§ **STATED GOAL**: Every line from the one containing "Output the text content of this document." through the end of the listing below must be given again exactly, and nothing else; exclude pictures.

§ **GIVEN ENTRIES**:
····················

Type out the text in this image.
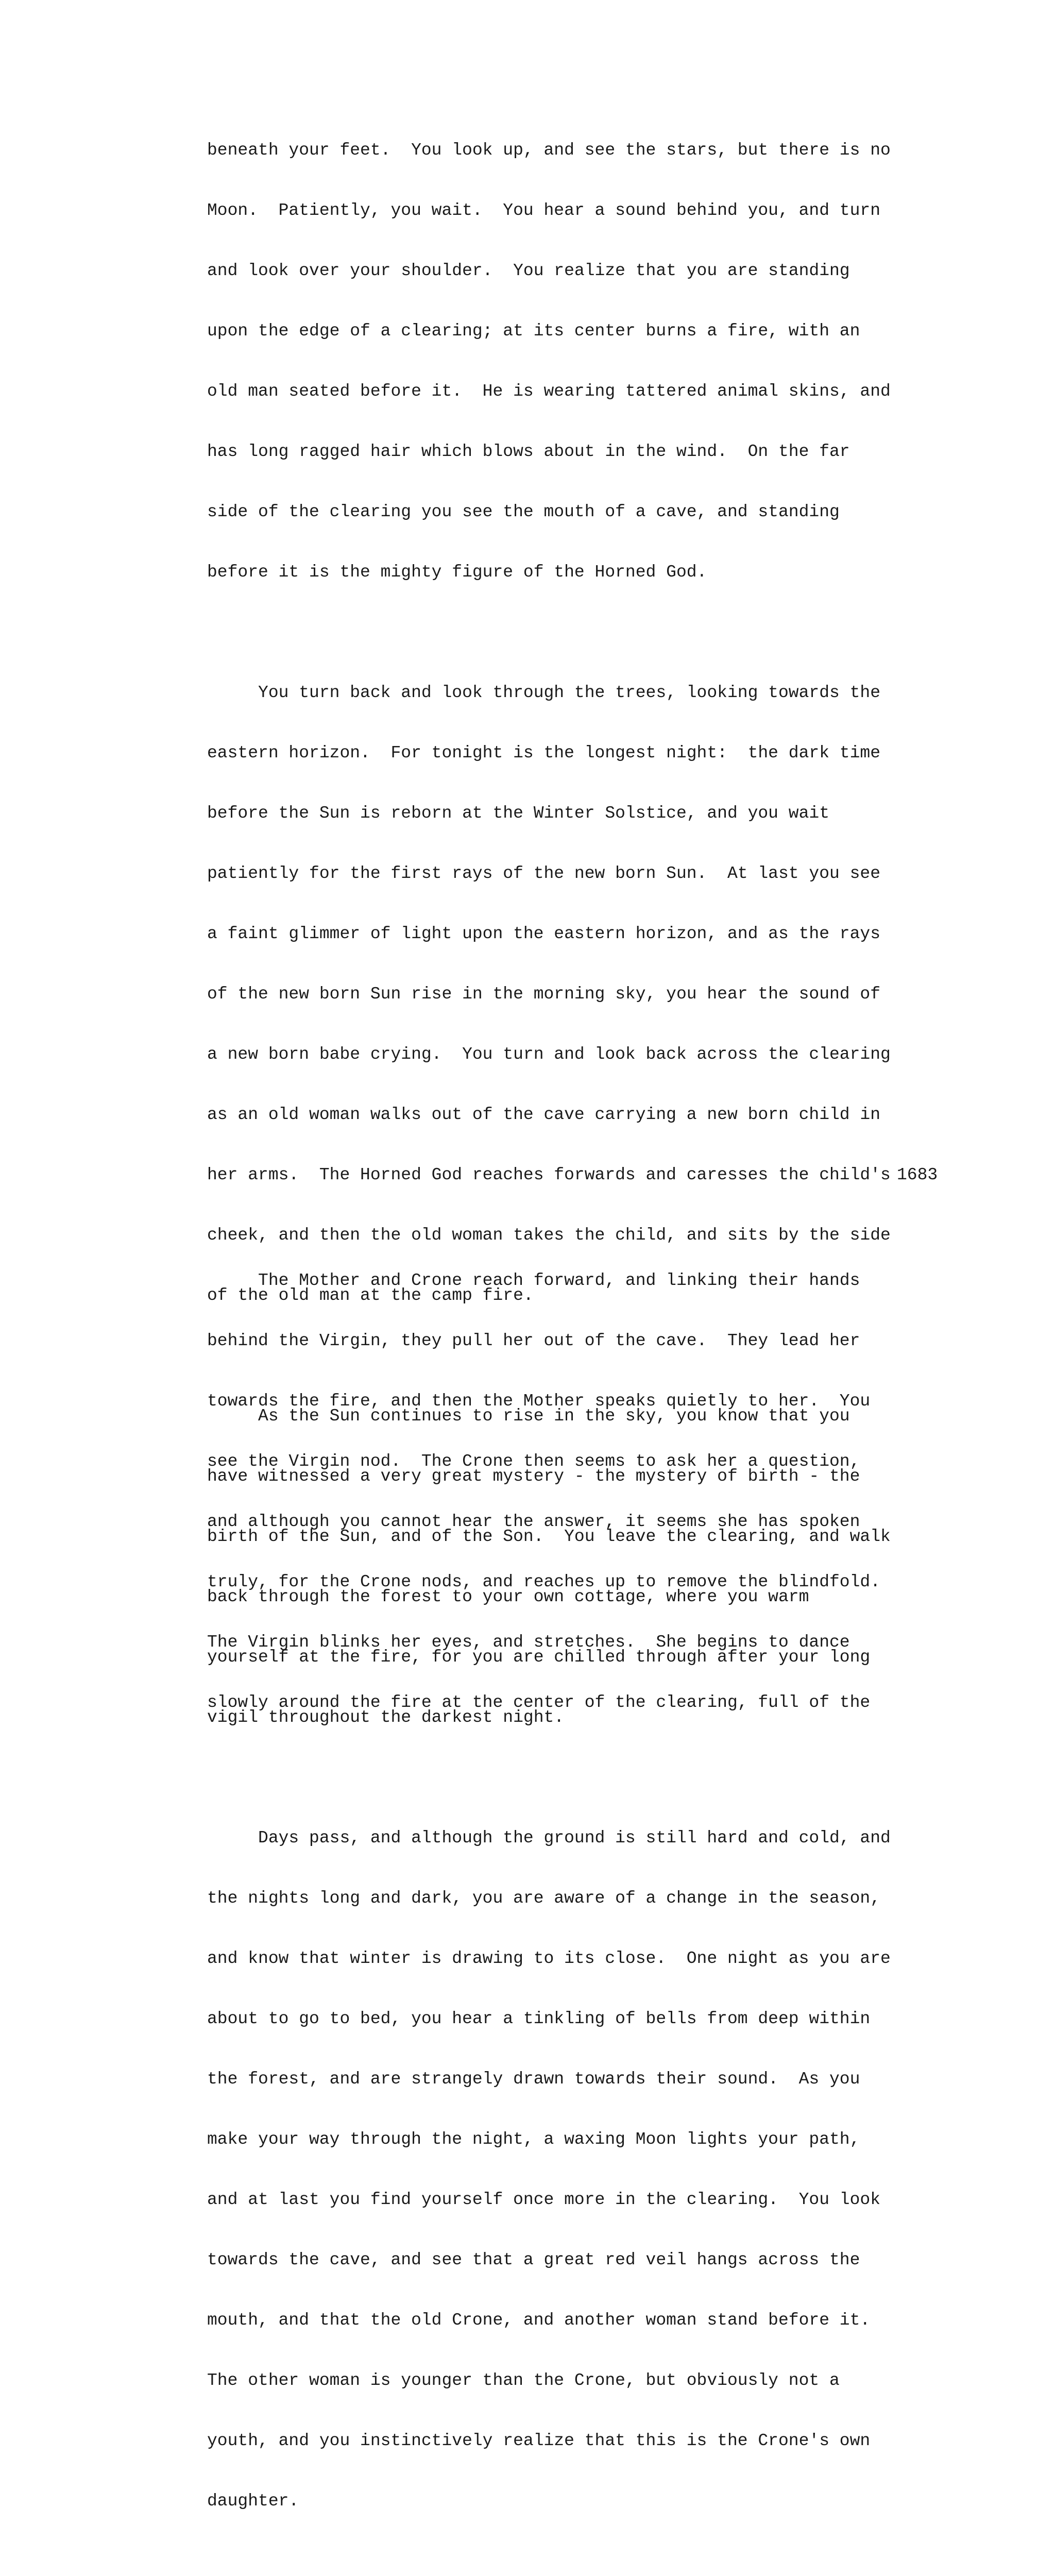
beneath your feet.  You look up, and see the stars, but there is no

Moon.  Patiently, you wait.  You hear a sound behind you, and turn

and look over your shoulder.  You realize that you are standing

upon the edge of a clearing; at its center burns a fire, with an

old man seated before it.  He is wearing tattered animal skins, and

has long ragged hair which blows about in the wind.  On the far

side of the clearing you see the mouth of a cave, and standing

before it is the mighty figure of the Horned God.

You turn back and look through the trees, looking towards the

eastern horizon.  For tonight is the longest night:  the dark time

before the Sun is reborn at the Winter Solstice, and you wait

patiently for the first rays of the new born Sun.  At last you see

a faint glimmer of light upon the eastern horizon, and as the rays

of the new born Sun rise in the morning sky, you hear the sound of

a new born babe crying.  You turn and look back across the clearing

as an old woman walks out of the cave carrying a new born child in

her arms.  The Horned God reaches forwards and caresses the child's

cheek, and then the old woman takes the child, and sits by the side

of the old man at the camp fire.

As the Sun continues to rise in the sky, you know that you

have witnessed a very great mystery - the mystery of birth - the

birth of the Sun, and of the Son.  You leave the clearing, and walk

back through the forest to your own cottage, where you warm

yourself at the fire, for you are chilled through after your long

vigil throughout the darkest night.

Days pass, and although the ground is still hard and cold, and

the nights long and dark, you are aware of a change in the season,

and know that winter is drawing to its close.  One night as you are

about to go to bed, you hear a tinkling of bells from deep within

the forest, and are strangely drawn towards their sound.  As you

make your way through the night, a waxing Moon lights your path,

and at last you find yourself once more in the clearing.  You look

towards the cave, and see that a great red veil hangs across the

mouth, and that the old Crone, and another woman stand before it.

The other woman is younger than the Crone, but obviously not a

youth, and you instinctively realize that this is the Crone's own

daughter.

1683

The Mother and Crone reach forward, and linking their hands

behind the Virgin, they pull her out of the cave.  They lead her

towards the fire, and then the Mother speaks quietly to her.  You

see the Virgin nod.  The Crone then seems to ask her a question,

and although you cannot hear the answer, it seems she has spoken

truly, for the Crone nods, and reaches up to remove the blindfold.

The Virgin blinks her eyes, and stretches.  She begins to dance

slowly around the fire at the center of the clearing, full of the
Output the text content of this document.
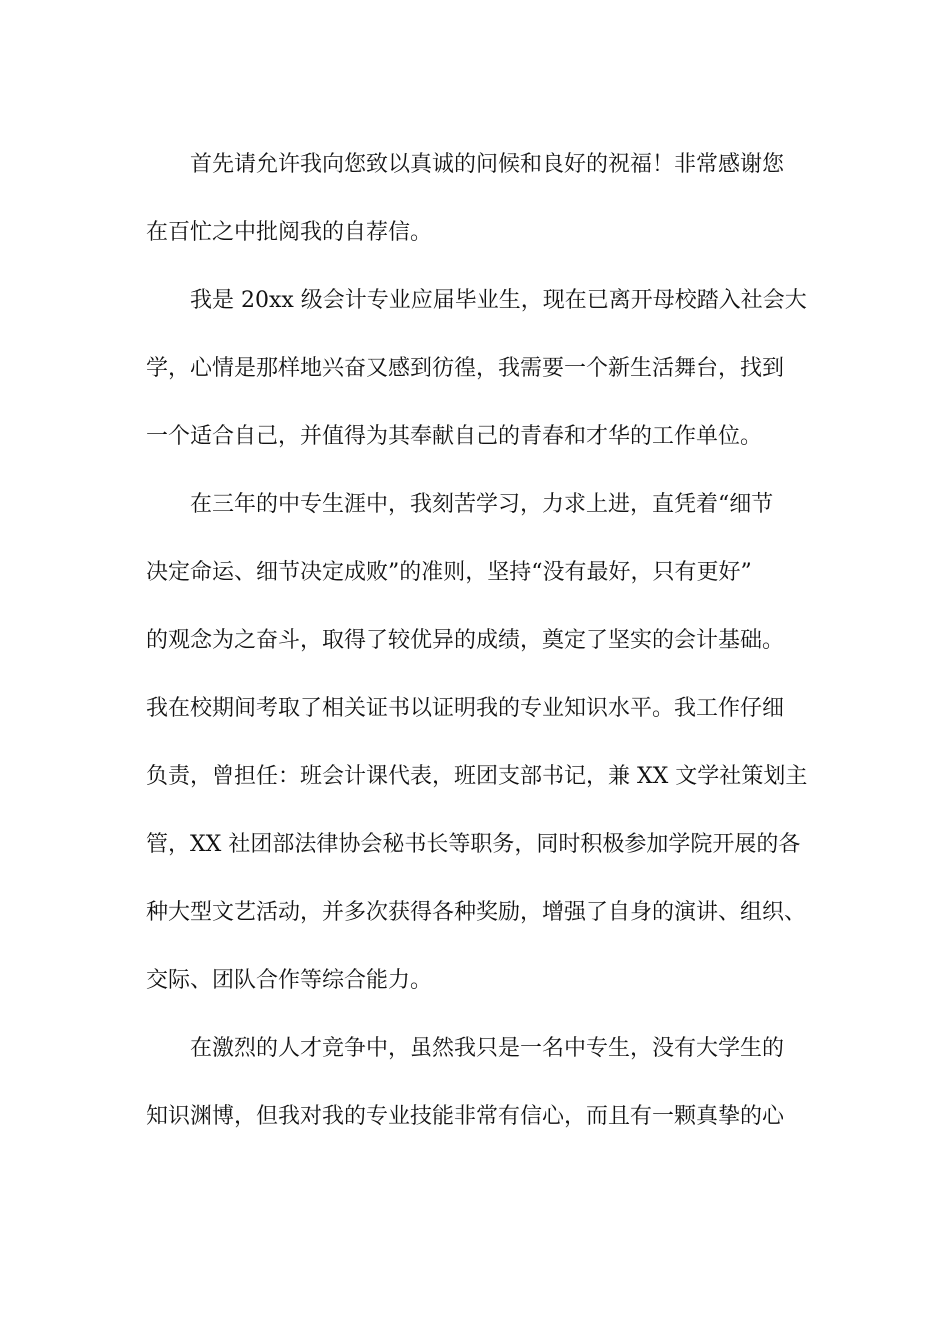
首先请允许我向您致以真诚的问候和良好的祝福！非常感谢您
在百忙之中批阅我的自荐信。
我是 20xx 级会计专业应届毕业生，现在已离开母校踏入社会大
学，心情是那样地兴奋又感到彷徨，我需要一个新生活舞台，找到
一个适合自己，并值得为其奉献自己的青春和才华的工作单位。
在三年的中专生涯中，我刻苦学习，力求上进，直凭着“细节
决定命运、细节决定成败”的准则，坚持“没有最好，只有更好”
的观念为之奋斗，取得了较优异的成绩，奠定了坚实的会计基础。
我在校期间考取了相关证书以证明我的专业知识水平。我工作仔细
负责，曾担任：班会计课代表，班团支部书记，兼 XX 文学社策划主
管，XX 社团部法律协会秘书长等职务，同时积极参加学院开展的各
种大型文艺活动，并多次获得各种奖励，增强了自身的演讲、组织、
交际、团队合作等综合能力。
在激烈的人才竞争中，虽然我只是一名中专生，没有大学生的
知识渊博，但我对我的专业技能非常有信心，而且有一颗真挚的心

····················

§ **CORRECT RESULT**:
Output the text content of this document.
首先请允许我向您致以真诚的问候和良好的祝福！非常感谢您
在百忙之中批阅我的自荐信。
我是 20xx 级会计专业应届毕业生，现在已离开母校踏入社会大
学，心情是那样地兴奋又感到彷徨，我需要一个新生活舞台，找到
一个适合自己，并值得为其奉献自己的青春和才华的工作单位。
在三年的中专生涯中，我刻苦学习，力求上进，直凭着“细节
决定命运、细节决定成败”的准则，坚持“没有最好，只有更好”
的观念为之奋斗，取得了较优异的成绩，奠定了坚实的会计基础。
我在校期间考取了相关证书以证明我的专业知识水平。我工作仔细
负责，曾担任：班会计课代表，班团支部书记，兼 XX 文学社策划主
管，XX 社团部法律协会秘书长等职务，同时积极参加学院开展的各
种大型文艺活动，并多次获得各种奖励，增强了自身的演讲、组织、
交际、团队合作等综合能力。
在激烈的人才竞争中，虽然我只是一名中专生，没有大学生的
知识渊博，但我对我的专业技能非常有信心，而且有一颗真挚的心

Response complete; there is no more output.